#### [INSTRUCTIONS TO FOLLOW]
Among the entries below, find how many lines carry the word "user" and state only that figure.

#### [RECORDS FOR THIS EXERCISE]

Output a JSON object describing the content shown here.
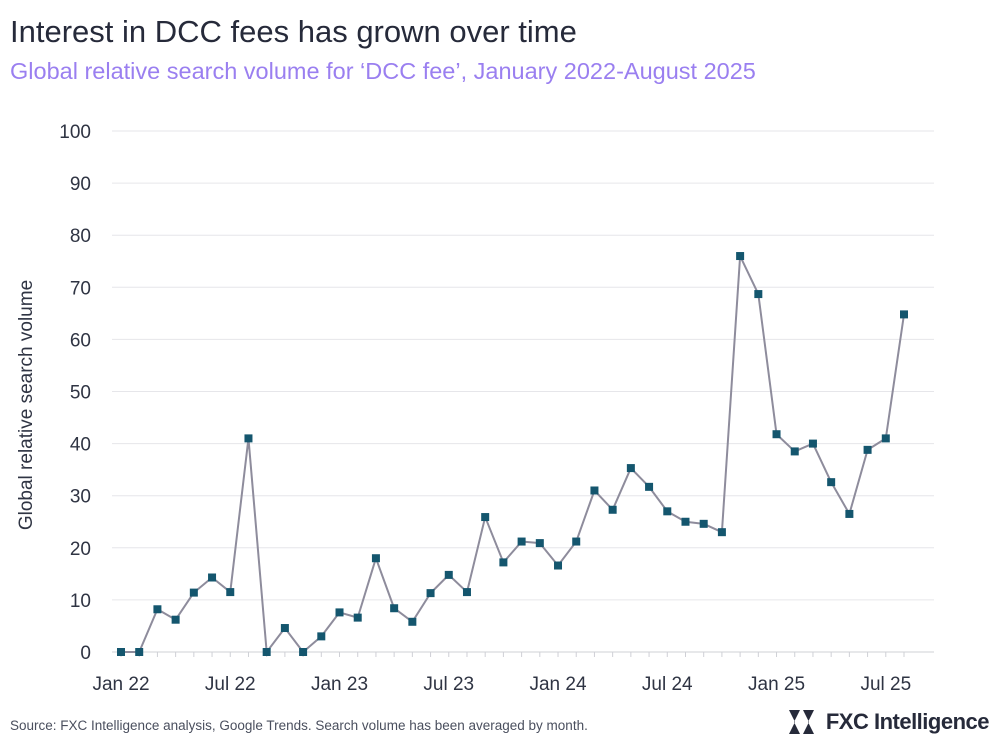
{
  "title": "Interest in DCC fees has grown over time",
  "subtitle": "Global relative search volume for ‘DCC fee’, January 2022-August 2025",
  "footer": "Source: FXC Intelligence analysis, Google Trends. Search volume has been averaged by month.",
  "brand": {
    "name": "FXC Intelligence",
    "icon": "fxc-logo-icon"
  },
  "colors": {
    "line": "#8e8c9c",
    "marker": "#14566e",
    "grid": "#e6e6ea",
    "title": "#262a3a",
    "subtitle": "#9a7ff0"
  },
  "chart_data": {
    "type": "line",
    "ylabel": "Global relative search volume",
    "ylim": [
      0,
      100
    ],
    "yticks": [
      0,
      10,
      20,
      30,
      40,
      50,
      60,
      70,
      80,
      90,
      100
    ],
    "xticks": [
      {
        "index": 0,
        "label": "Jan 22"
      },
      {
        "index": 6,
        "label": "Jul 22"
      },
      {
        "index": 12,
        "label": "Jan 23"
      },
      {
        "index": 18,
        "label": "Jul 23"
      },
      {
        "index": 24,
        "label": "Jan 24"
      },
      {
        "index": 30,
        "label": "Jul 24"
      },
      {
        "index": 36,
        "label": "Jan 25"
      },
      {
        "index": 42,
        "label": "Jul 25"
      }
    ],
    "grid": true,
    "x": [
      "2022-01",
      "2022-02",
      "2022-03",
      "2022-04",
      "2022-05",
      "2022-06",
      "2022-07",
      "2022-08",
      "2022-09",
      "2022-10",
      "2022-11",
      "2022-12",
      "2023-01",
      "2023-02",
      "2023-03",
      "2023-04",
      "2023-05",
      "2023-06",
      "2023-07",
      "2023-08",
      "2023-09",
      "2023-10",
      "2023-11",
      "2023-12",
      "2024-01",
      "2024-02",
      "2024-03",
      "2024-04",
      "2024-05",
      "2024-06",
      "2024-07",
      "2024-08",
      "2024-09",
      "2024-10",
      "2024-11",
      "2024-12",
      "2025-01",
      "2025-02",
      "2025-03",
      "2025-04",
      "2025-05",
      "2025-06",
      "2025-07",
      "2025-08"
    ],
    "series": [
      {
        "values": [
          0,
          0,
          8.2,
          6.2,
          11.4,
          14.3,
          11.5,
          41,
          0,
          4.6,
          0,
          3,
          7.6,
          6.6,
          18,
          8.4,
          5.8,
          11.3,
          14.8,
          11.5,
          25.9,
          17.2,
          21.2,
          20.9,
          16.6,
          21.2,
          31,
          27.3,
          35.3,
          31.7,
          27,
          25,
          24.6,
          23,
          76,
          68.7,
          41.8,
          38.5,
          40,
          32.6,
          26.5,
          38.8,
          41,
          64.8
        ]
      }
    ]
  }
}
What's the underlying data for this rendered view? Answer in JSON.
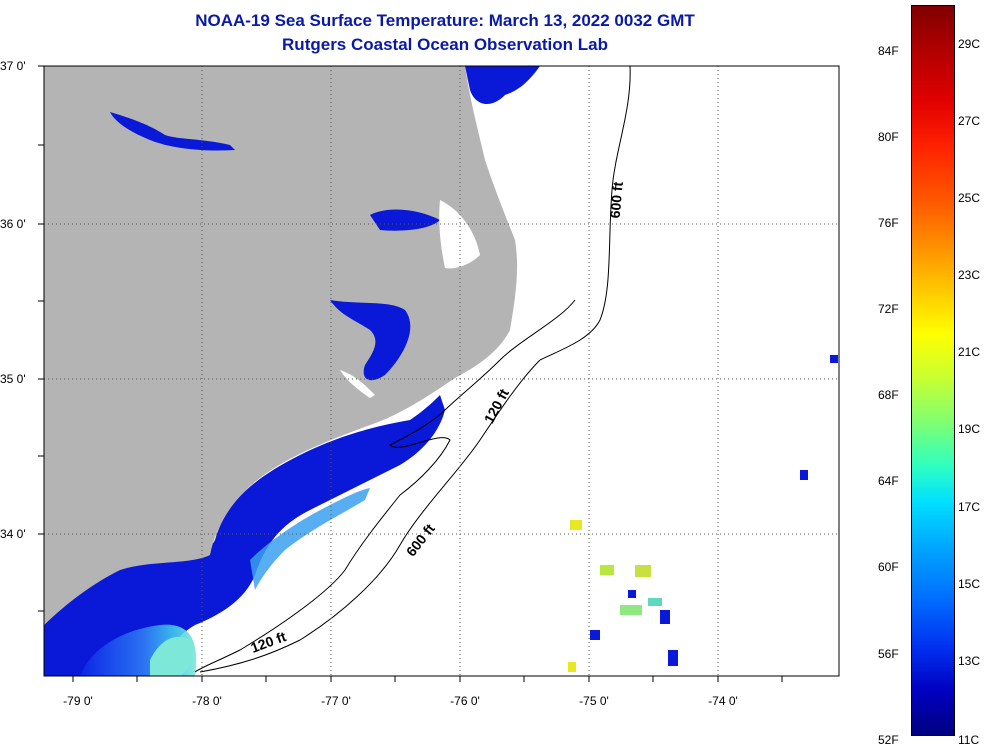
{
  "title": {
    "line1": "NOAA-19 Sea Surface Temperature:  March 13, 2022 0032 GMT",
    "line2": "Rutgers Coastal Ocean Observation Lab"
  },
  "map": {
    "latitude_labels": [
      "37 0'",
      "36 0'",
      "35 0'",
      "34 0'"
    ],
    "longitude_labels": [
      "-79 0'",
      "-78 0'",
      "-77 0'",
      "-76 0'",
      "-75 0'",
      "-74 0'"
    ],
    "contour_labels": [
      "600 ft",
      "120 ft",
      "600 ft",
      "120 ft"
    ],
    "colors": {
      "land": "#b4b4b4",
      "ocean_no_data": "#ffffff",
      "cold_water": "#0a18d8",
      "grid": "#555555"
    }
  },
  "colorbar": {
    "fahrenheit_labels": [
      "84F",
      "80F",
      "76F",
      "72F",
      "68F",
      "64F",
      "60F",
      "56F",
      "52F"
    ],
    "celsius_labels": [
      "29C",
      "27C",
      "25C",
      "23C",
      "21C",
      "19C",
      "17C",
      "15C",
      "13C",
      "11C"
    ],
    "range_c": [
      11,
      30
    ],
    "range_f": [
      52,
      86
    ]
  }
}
==
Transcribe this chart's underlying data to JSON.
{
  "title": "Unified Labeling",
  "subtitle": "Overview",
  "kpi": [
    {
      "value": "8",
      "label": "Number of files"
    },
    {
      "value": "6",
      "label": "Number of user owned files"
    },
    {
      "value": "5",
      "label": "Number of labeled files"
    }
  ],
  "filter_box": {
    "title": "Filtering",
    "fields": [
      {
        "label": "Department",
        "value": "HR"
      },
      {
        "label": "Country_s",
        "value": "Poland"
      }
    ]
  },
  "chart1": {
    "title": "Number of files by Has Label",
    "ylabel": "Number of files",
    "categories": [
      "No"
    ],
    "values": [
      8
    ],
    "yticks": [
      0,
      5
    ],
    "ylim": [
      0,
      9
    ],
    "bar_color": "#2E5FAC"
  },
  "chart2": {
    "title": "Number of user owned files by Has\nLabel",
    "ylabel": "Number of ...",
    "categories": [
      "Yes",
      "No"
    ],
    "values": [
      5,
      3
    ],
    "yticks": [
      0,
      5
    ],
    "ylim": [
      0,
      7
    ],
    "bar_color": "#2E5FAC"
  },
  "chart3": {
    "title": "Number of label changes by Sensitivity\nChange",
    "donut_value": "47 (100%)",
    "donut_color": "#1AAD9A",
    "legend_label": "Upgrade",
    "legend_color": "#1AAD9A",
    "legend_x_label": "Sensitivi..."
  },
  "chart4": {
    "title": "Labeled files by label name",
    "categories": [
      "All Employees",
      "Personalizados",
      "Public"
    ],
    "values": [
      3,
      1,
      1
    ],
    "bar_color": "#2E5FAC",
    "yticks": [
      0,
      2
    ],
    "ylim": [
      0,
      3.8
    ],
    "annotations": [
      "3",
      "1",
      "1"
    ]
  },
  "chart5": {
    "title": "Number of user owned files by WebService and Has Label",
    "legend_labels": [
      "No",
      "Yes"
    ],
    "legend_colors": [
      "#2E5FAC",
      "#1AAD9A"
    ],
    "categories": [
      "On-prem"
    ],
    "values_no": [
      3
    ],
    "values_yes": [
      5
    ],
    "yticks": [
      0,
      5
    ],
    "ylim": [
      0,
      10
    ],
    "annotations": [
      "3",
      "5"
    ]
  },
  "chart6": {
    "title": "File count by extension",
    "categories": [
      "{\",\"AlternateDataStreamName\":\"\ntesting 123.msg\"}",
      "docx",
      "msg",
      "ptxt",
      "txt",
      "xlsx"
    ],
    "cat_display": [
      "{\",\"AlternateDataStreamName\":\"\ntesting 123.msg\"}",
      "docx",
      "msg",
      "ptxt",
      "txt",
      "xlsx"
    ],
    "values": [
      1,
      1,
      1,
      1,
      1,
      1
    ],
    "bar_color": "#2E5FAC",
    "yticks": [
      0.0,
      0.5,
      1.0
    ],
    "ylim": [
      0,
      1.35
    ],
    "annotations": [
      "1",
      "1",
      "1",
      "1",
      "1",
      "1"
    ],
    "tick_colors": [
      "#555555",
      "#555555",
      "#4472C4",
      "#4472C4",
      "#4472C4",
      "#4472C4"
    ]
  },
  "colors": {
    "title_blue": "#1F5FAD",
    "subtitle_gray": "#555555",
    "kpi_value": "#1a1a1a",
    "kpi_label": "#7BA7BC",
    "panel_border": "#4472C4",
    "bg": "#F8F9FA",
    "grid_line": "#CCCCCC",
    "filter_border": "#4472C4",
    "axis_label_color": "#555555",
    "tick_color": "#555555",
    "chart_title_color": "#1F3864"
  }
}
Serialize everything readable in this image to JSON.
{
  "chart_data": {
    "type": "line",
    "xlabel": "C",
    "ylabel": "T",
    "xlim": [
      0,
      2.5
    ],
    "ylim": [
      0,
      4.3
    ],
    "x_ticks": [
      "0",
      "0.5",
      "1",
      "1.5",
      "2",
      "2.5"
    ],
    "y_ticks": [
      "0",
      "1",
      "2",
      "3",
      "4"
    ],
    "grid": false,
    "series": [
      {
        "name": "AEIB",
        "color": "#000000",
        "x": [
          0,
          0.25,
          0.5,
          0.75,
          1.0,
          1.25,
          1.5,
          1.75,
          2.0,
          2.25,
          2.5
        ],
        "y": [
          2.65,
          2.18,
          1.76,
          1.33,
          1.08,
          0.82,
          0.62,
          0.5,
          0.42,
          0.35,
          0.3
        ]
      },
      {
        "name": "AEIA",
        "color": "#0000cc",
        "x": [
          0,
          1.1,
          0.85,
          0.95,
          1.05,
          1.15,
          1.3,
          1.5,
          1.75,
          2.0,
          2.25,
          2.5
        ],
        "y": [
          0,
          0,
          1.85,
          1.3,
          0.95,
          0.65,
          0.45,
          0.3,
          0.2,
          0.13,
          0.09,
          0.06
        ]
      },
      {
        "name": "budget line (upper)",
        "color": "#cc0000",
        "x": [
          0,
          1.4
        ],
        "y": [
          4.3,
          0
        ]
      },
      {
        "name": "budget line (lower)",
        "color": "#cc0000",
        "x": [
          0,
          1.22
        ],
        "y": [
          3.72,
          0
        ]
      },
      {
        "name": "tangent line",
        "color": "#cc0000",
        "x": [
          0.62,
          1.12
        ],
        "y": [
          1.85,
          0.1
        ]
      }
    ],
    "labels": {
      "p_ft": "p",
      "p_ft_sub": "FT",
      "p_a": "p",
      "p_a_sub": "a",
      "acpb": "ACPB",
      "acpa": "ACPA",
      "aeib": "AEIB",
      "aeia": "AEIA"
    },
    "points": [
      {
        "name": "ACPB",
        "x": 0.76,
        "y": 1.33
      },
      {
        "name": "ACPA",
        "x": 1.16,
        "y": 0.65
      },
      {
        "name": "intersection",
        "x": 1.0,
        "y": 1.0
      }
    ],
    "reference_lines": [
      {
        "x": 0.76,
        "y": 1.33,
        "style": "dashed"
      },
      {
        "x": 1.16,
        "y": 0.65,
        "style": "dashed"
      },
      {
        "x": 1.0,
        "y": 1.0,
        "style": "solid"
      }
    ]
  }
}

#### [WRITTEN SOLUTION]
3